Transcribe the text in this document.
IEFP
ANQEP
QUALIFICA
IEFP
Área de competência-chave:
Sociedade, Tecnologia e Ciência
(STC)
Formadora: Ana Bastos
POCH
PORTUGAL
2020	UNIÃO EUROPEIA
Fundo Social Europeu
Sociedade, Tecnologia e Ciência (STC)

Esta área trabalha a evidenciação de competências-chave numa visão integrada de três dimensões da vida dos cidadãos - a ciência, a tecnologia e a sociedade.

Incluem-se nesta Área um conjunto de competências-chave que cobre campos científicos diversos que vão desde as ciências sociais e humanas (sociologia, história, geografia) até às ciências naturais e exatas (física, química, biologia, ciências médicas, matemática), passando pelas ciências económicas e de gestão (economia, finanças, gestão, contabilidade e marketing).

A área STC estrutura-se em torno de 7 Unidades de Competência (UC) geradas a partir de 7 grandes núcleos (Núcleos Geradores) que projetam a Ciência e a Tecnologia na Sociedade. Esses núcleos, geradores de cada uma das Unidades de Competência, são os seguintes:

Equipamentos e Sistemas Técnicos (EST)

===============

**TASK GOAL**
Each record above should be restated word for word.

**FINAL RESULT**
Transcribe the text in this document.
IEFP
ANQEP
QUALIFICA
IEFP
Área de competência-chave:
Sociedade, Tecnologia e Ciência
(STC)
Formadora: Ana Bastos
POCH
PORTUGAL
2020	UNIÃO EUROPEIA
Fundo Social Europeu
Sociedade, Tecnologia e Ciência (STC)

Esta área trabalha a evidenciação de competências-chave numa visão integrada de três dimensões da vida dos cidadãos - a ciência, a tecnologia e a sociedade.

Incluem-se nesta Área um conjunto de competências-chave que cobre campos científicos diversos que vão desde as ciências sociais e humanas (sociologia, história, geografia) até às ciências naturais e exatas (física, química, biologia, ciências médicas, matemática), passando pelas ciências económicas e de gestão (economia, finanças, gestão, contabilidade e marketing).

A área STC estrutura-se em torno de 7 Unidades de Competência (UC) geradas a partir de 7 grandes núcleos (Núcleos Geradores) que projetam a Ciência e a Tecnologia na Sociedade. Esses núcleos, geradores de cada uma das Unidades de Competência, são os seguintes:

Equipamentos e Sistemas Técnicos (EST)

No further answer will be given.